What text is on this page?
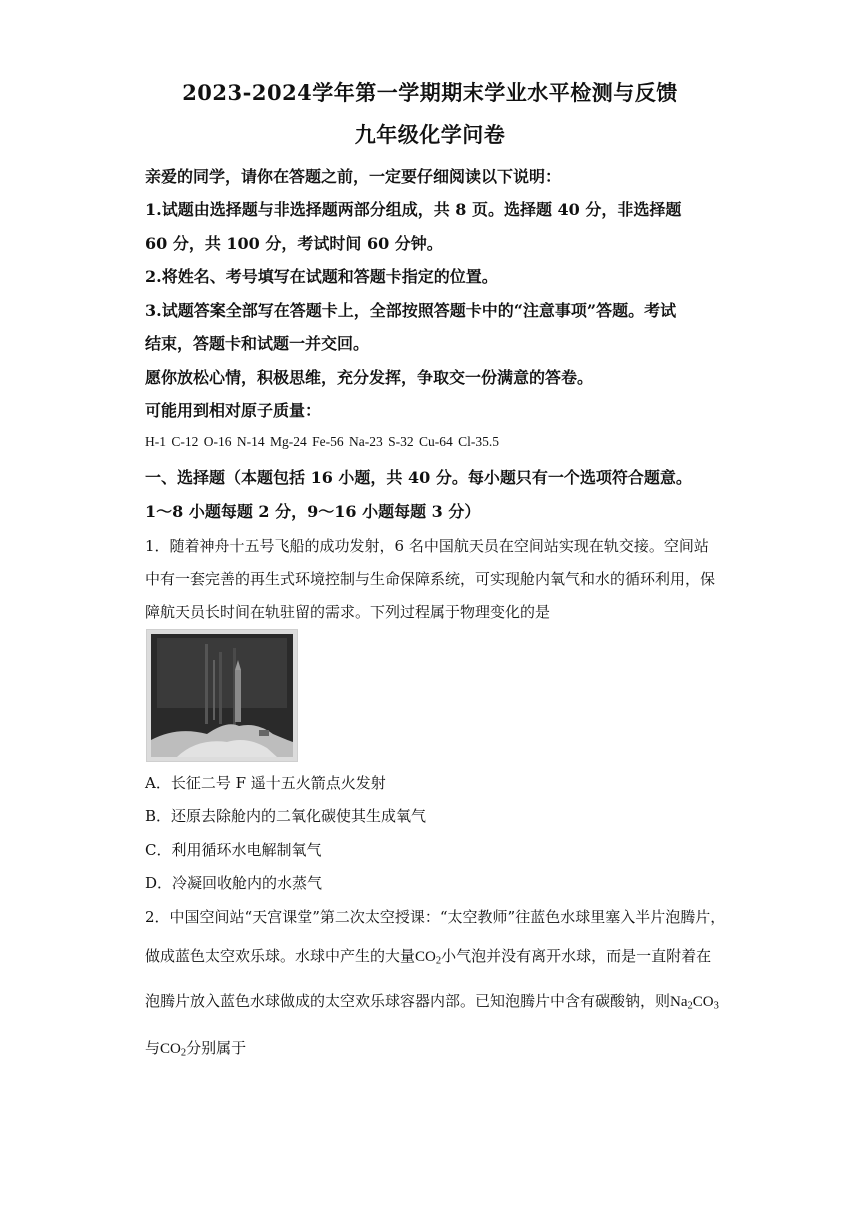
2023-2024学年第一学期期末学业水平检测与反馈
九年级化学问卷
亲爱的同学，请你在答题之前，一定要仔细阅读以下说明：
1.试题由选择题与非选择题两部分组成，共 8 页。选择题 40 分，非选择题
60 分，共 100 分，考试时间 60 分钟。
2.将姓名、考号填写在试题和答题卡指定的位置。
3.试题答案全部写在答题卡上，全部按照答题卡中的“注意事项”答题。考试
结束，答题卡和试题一并交回。
愿你放松心情，积极思维，充分发挥，争取交一份满意的答卷。
可能用到相对原子质量：
H-1 C-12 O-16 N-14 Mg-24 Fe-56 Na-23 S-32 Cu-64 Cl-35.5
一、选择题（本题包括 16 小题，共 40 分。每小题只有一个选项符合题意。
1～8 小题每题 2 分，9～16 小题每题 3 分）
1．随着神舟十五号飞船的成功发射，6 名中国航天员在空间站实现在轨交接。空间站
中有一套完善的再生式环境控制与生命保障系统，可实现舱内氧气和水的循环利用，保
障航天员长时间在轨驻留的需求。下列过程属于物理变化的是
A．长征二号 F 遥十五火箭点火发射
B．还原去除舱内的二氧化碳使其生成氧气
C．利用循环水电解制氧气
D．冷凝回收舱内的水蒸气
2．中国空间站“天宫课堂”第二次太空授课：“太空教师”往蓝色水球里塞入半片泡腾片，
做成蓝色太空欢乐球。水球中产生的大量$CO_2$小气泡并没有离开水球，而是一直附着在
泡腾片放入蓝色水球做成的太空欢乐球容器内部。已知泡腾片中含有碳酸钠，则$Na_2CO_3$
与$CO_2$分别属于
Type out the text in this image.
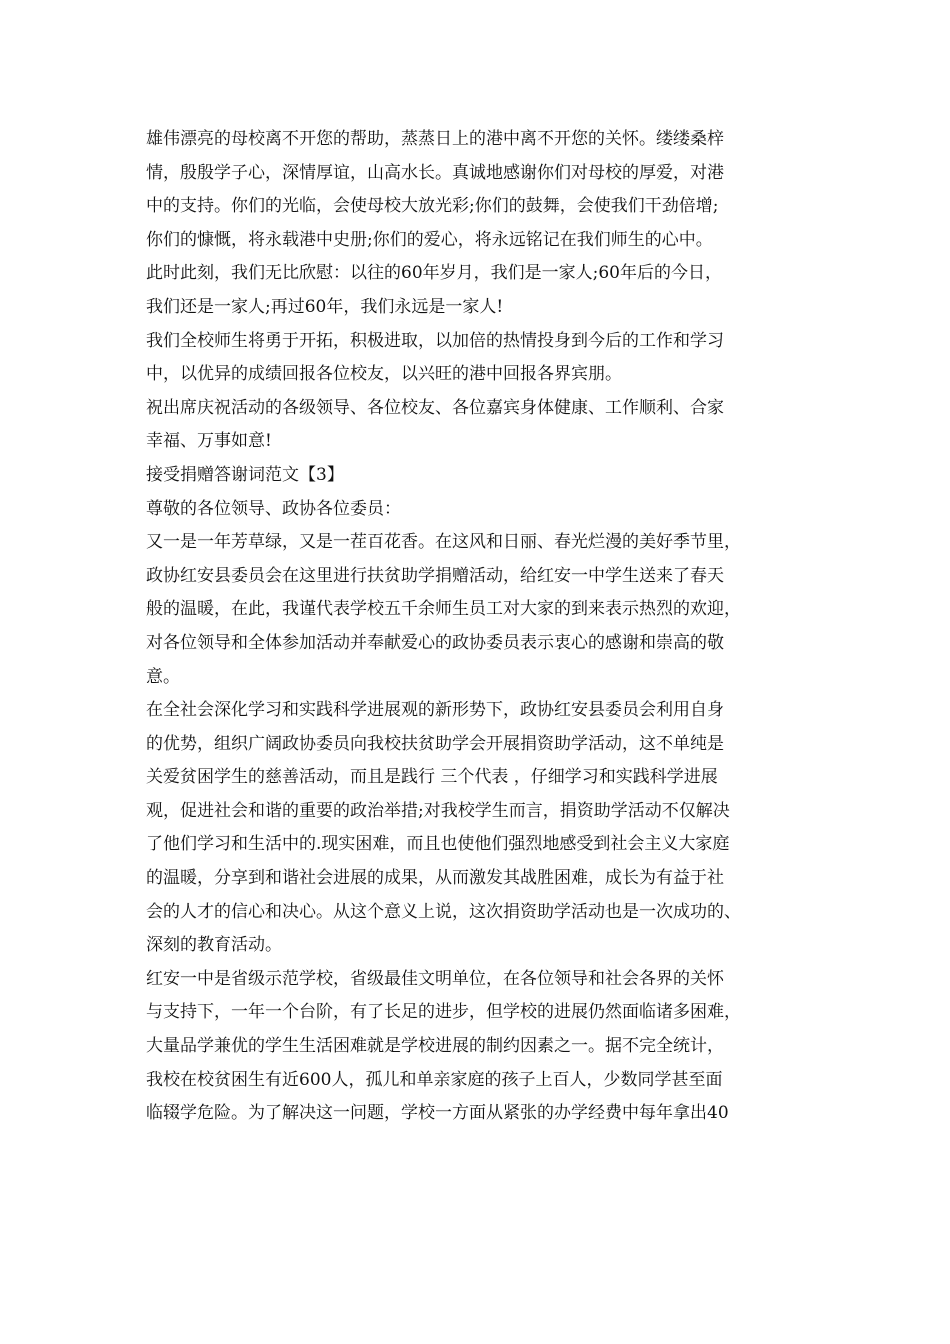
雄伟漂亮的母校离不开您的帮助，蒸蒸日上的港中离不开您的关怀。缕缕桑梓
情，殷殷学子心，深情厚谊，山高水长。真诚地感谢你们对母校的厚爱，对港
中的支持。你们的光临，会使母校大放光彩;你们的鼓舞，会使我们干劲倍增;
你们的慷慨，将永载港中史册;你们的爱心，将永远铭记在我们师生的心中。
此时此刻，我们无比欣慰：以往的60年岁月，我们是一家人;60年后的今日，
我们还是一家人;再过60年，我们永远是一家人!
我们全校师生将勇于开拓，积极进取，以加倍的热情投身到今后的工作和学习
中，以优异的成绩回报各位校友，以兴旺的港中回报各界宾朋。
祝出席庆祝活动的各级领导、各位校友、各位嘉宾身体健康、工作顺利、合家
幸福、万事如意!
接受捐赠答谢词范文【3】
尊敬的各位领导、政协各位委员：
又一是一年芳草绿，又是一茬百花香。在这风和日丽、春光烂漫的美好季节里，
政协红安县委员会在这里进行扶贫助学捐赠活动，给红安一中学生送来了春天
般的温暖，在此，我谨代表学校五千余师生员工对大家的到来表示热烈的欢迎，
对各位领导和全体参加活动并奉献爱心的政协委员表示衷心的感谢和崇高的敬
意。
在全社会深化学习和实践科学进展观的新形势下，政协红安县委员会利用自身
的优势，组织广阔政协委员向我校扶贫助学会开展捐资助学活动，这不单纯是
关爱贫困学生的慈善活动，而且是践行 三个代表 ，仔细学习和实践科学进展
观，促进社会和谐的重要的政治举措;对我校学生而言，捐资助学活动不仅解决
了他们学习和生活中的.现实困难，而且也使他们强烈地感受到社会主义大家庭
的温暖，分享到和谐社会进展的成果，从而激发其战胜困难，成长为有益于社
会的人才的信心和决心。从这个意义上说，这次捐资助学活动也是一次成功的、
深刻的教育活动。
红安一中是省级示范学校，省级最佳文明单位，在各位领导和社会各界的关怀
与支持下，一年一个台阶，有了长足的进步，但学校的进展仍然面临诸多困难，
大量品学兼优的学生生活困难就是学校进展的制约因素之一。据不完全统计，
我校在校贫困生有近600人，孤儿和单亲家庭的孩子上百人，少数同学甚至面
临辍学危险。为了解决这一问题，学校一方面从紧张的办学经费中每年拿出40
-------------------------
▸ Requirement
Repeat the records above exactly, leaving out the pictures.

▸ Complete answer
What text is on this page?
2023-2024学年第一学期期末学业水平检测与反馈
九年级化学问卷
亲爱的同学，请你在答题之前，一定要仔细阅读以下说明：
1.试题由选择题与非选择题两部分组成，共 8 页。选择题 40 分，非选择题
60 分，共 100 分，考试时间 60 分钟。
2.将姓名、考号填写在试题和答题卡指定的位置。
3.试题答案全部写在答题卡上，全部按照答题卡中的“注意事项”答题。考试
结束，答题卡和试题一并交回。
愿你放松心情，积极思维，充分发挥，争取交一份满意的答卷。
可能用到相对原子质量：
H-1 C-12 O-16 N-14 Mg-24 Fe-56 Na-23 S-32 Cu-64 Cl-35.5
一、选择题（本题包括 16 小题，共 40 分。每小题只有一个选项符合题意。
1～8 小题每题 2 分，9～16 小题每题 3 分）
1．随着神舟十五号飞船的成功发射，6 名中国航天员在空间站实现在轨交接。空间站
中有一套完善的再生式环境控制与生命保障系统，可实现舱内氧气和水的循环利用，保
障航天员长时间在轨驻留的需求。下列过程属于物理变化的是
A．长征二号 F 遥十五火箭点火发射
B．还原去除舱内的二氧化碳使其生成氧气
C．利用循环水电解制氧气
D．冷凝回收舱内的水蒸气
2．中国空间站“天宫课堂”第二次太空授课：“太空教师”往蓝色水球里塞入半片泡腾片，
做成蓝色太空欢乐球。水球中产生的大量$CO_2$小气泡并没有离开水球，而是一直附着在
泡腾片放入蓝色水球做成的太空欢乐球容器内部。已知泡腾片中含有碳酸钠，则$Na_2CO_3$
与$CO_2$分别属于
Type out the text in this image.
雄伟漂亮的母校离不开您的帮助，蒸蒸日上的港中离不开您的关怀。缕缕桑梓
情，殷殷学子心，深情厚谊，山高水长。真诚地感谢你们对母校的厚爱，对港
中的支持。你们的光临，会使母校大放光彩;你们的鼓舞，会使我们干劲倍增;
你们的慷慨，将永载港中史册;你们的爱心，将永远铭记在我们师生的心中。
此时此刻，我们无比欣慰：以往的60年岁月，我们是一家人;60年后的今日，
我们还是一家人;再过60年，我们永远是一家人!
我们全校师生将勇于开拓，积极进取，以加倍的热情投身到今后的工作和学习
中，以优异的成绩回报各位校友，以兴旺的港中回报各界宾朋。
祝出席庆祝活动的各级领导、各位校友、各位嘉宾身体健康、工作顺利、合家
幸福、万事如意!
接受捐赠答谢词范文【3】
尊敬的各位领导、政协各位委员：
又一是一年芳草绿，又是一茬百花香。在这风和日丽、春光烂漫的美好季节里，
政协红安县委员会在这里进行扶贫助学捐赠活动，给红安一中学生送来了春天
般的温暖，在此，我谨代表学校五千余师生员工对大家的到来表示热烈的欢迎，
对各位领导和全体参加活动并奉献爱心的政协委员表示衷心的感谢和崇高的敬
意。
在全社会深化学习和实践科学进展观的新形势下，政协红安县委员会利用自身
的优势，组织广阔政协委员向我校扶贫助学会开展捐资助学活动，这不单纯是
关爱贫困学生的慈善活动，而且是践行 三个代表 ，仔细学习和实践科学进展
观，促进社会和谐的重要的政治举措;对我校学生而言，捐资助学活动不仅解决
了他们学习和生活中的.现实困难，而且也使他们强烈地感受到社会主义大家庭
的温暖，分享到和谐社会进展的成果，从而激发其战胜困难，成长为有益于社
会的人才的信心和决心。从这个意义上说，这次捐资助学活动也是一次成功的、
深刻的教育活动。
红安一中是省级示范学校，省级最佳文明单位，在各位领导和社会各界的关怀
与支持下，一年一个台阶，有了长足的进步，但学校的进展仍然面临诸多困难，
大量品学兼优的学生生活困难就是学校进展的制约因素之一。据不完全统计，
我校在校贫困生有近600人，孤儿和单亲家庭的孩子上百人，少数同学甚至面
临辍学危险。为了解决这一问题，学校一方面从紧张的办学经费中每年拿出40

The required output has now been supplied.